• WHAT THE EXERCISE ASKS: Every record must be repeated exactly, with no omission.

• DATA SECTION:
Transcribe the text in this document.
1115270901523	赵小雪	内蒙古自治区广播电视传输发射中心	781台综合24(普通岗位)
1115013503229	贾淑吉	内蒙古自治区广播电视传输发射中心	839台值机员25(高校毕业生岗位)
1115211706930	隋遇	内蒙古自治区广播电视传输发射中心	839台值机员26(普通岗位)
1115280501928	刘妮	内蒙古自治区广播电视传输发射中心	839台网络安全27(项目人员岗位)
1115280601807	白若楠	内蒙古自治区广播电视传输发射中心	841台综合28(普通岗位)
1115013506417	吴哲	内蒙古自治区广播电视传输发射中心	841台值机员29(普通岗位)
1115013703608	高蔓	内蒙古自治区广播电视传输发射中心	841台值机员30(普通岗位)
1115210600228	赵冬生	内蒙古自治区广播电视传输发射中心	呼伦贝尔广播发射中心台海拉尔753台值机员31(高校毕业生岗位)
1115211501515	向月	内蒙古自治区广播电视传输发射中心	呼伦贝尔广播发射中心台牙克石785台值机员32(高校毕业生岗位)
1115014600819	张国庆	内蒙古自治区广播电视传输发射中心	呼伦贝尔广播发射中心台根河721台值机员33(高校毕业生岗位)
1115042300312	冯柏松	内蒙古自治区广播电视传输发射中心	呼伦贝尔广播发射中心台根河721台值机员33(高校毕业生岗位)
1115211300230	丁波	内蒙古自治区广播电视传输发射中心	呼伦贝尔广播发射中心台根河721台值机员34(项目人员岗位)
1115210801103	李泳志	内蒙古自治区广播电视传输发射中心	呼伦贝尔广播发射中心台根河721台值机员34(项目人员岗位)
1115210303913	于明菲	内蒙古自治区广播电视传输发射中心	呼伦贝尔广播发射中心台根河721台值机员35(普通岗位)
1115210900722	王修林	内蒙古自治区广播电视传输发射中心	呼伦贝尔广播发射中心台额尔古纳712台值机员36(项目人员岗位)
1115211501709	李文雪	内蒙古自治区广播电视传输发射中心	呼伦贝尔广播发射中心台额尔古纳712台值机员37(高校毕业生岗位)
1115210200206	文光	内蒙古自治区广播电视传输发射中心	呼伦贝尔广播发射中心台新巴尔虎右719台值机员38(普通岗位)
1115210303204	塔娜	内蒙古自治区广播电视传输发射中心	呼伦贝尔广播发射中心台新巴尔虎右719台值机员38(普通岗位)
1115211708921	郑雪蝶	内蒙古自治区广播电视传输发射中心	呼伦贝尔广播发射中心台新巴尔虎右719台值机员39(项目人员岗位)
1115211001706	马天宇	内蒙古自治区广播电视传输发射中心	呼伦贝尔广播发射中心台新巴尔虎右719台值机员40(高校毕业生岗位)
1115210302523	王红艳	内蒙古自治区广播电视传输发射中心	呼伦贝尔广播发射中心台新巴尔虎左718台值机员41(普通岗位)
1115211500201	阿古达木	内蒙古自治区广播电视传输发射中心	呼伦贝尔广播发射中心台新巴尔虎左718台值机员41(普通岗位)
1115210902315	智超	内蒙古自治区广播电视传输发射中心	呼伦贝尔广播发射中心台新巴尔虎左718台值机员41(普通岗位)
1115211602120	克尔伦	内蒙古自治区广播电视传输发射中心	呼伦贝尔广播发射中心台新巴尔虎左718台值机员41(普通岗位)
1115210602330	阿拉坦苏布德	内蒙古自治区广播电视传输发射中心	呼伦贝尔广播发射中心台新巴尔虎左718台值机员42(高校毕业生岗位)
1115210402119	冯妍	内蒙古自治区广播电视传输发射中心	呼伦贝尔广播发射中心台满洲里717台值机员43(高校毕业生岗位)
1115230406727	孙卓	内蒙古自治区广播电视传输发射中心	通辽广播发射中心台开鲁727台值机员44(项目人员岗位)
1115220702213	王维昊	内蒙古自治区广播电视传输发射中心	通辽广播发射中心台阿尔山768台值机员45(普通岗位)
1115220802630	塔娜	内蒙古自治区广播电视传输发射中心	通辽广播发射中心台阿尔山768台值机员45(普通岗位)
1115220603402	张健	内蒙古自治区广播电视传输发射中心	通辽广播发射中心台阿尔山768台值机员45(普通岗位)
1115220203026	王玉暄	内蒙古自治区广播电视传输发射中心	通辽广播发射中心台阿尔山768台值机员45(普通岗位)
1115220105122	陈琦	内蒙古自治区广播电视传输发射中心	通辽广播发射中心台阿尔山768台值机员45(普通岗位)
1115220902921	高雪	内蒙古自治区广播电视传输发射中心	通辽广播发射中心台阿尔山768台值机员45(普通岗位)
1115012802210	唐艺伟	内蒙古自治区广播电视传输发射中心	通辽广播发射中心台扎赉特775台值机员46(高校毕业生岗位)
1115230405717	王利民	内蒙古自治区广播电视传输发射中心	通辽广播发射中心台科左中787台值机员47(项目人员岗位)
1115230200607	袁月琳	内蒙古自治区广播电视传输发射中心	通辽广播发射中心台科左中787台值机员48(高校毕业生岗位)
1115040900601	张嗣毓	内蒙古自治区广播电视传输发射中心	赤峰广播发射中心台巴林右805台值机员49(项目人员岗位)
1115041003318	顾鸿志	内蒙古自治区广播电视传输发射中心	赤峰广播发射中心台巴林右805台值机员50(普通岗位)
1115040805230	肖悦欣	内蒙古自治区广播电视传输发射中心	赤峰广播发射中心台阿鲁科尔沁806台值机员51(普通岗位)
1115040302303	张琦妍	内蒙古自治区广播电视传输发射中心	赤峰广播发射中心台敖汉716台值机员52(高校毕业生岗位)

• RESULT OF THE EXERCISE:
Transcribe the text in this document.
1115270901523	赵小雪	内蒙古自治区广播电视传输发射中心	781台综合24(普通岗位)
1115013503229	贾淑吉	内蒙古自治区广播电视传输发射中心	839台值机员25(高校毕业生岗位)
1115211706930	隋遇	内蒙古自治区广播电视传输发射中心	839台值机员26(普通岗位)
1115280501928	刘妮	内蒙古自治区广播电视传输发射中心	839台网络安全27(项目人员岗位)
1115280601807	白若楠	内蒙古自治区广播电视传输发射中心	841台综合28(普通岗位)
1115013506417	吴哲	内蒙古自治区广播电视传输发射中心	841台值机员29(普通岗位)
1115013703608	高蔓	内蒙古自治区广播电视传输发射中心	841台值机员30(普通岗位)
1115210600228	赵冬生	内蒙古自治区广播电视传输发射中心	呼伦贝尔广播发射中心台海拉尔753台值机员31(高校毕业生岗位)
1115211501515	向月	内蒙古自治区广播电视传输发射中心	呼伦贝尔广播发射中心台牙克石785台值机员32(高校毕业生岗位)
1115014600819	张国庆	内蒙古自治区广播电视传输发射中心	呼伦贝尔广播发射中心台根河721台值机员33(高校毕业生岗位)
1115042300312	冯柏松	内蒙古自治区广播电视传输发射中心	呼伦贝尔广播发射中心台根河721台值机员33(高校毕业生岗位)
1115211300230	丁波	内蒙古自治区广播电视传输发射中心	呼伦贝尔广播发射中心台根河721台值机员34(项目人员岗位)
1115210801103	李泳志	内蒙古自治区广播电视传输发射中心	呼伦贝尔广播发射中心台根河721台值机员34(项目人员岗位)
1115210303913	于明菲	内蒙古自治区广播电视传输发射中心	呼伦贝尔广播发射中心台根河721台值机员35(普通岗位)
1115210900722	王修林	内蒙古自治区广播电视传输发射中心	呼伦贝尔广播发射中心台额尔古纳712台值机员36(项目人员岗位)
1115211501709	李文雪	内蒙古自治区广播电视传输发射中心	呼伦贝尔广播发射中心台额尔古纳712台值机员37(高校毕业生岗位)
1115210200206	文光	内蒙古自治区广播电视传输发射中心	呼伦贝尔广播发射中心台新巴尔虎右719台值机员38(普通岗位)
1115210303204	塔娜	内蒙古自治区广播电视传输发射中心	呼伦贝尔广播发射中心台新巴尔虎右719台值机员38(普通岗位)
1115211708921	郑雪蝶	内蒙古自治区广播电视传输发射中心	呼伦贝尔广播发射中心台新巴尔虎右719台值机员39(项目人员岗位)
1115211001706	马天宇	内蒙古自治区广播电视传输发射中心	呼伦贝尔广播发射中心台新巴尔虎右719台值机员40(高校毕业生岗位)
1115210302523	王红艳	内蒙古自治区广播电视传输发射中心	呼伦贝尔广播发射中心台新巴尔虎左718台值机员41(普通岗位)
1115211500201	阿古达木	内蒙古自治区广播电视传输发射中心	呼伦贝尔广播发射中心台新巴尔虎左718台值机员41(普通岗位)
1115210902315	智超	内蒙古自治区广播电视传输发射中心	呼伦贝尔广播发射中心台新巴尔虎左718台值机员41(普通岗位)
1115211602120	克尔伦	内蒙古自治区广播电视传输发射中心	呼伦贝尔广播发射中心台新巴尔虎左718台值机员41(普通岗位)
1115210602330	阿拉坦苏布德	内蒙古自治区广播电视传输发射中心	呼伦贝尔广播发射中心台新巴尔虎左718台值机员42(高校毕业生岗位)
1115210402119	冯妍	内蒙古自治区广播电视传输发射中心	呼伦贝尔广播发射中心台满洲里717台值机员43(高校毕业生岗位)
1115230406727	孙卓	内蒙古自治区广播电视传输发射中心	通辽广播发射中心台开鲁727台值机员44(项目人员岗位)
1115220702213	王维昊	内蒙古自治区广播电视传输发射中心	通辽广播发射中心台阿尔山768台值机员45(普通岗位)
1115220802630	塔娜	内蒙古自治区广播电视传输发射中心	通辽广播发射中心台阿尔山768台值机员45(普通岗位)
1115220603402	张健	内蒙古自治区广播电视传输发射中心	通辽广播发射中心台阿尔山768台值机员45(普通岗位)
1115220203026	王玉暄	内蒙古自治区广播电视传输发射中心	通辽广播发射中心台阿尔山768台值机员45(普通岗位)
1115220105122	陈琦	内蒙古自治区广播电视传输发射中心	通辽广播发射中心台阿尔山768台值机员45(普通岗位)
1115220902921	高雪	内蒙古自治区广播电视传输发射中心	通辽广播发射中心台阿尔山768台值机员45(普通岗位)
1115012802210	唐艺伟	内蒙古自治区广播电视传输发射中心	通辽广播发射中心台扎赉特775台值机员46(高校毕业生岗位)
1115230405717	王利民	内蒙古自治区广播电视传输发射中心	通辽广播发射中心台科左中787台值机员47(项目人员岗位)
1115230200607	袁月琳	内蒙古自治区广播电视传输发射中心	通辽广播发射中心台科左中787台值机员48(高校毕业生岗位)
1115040900601	张嗣毓	内蒙古自治区广播电视传输发射中心	赤峰广播发射中心台巴林右805台值机员49(项目人员岗位)
1115041003318	顾鸿志	内蒙古自治区广播电视传输发射中心	赤峰广播发射中心台巴林右805台值机员50(普通岗位)
1115040805230	肖悦欣	内蒙古自治区广播电视传输发射中心	赤峰广播发射中心台阿鲁科尔沁806台值机员51(普通岗位)
1115040302303	张琦妍	内蒙古自治区广播电视传输发射中心	赤峰广播发射中心台敖汉716台值机员52(高校毕业生岗位)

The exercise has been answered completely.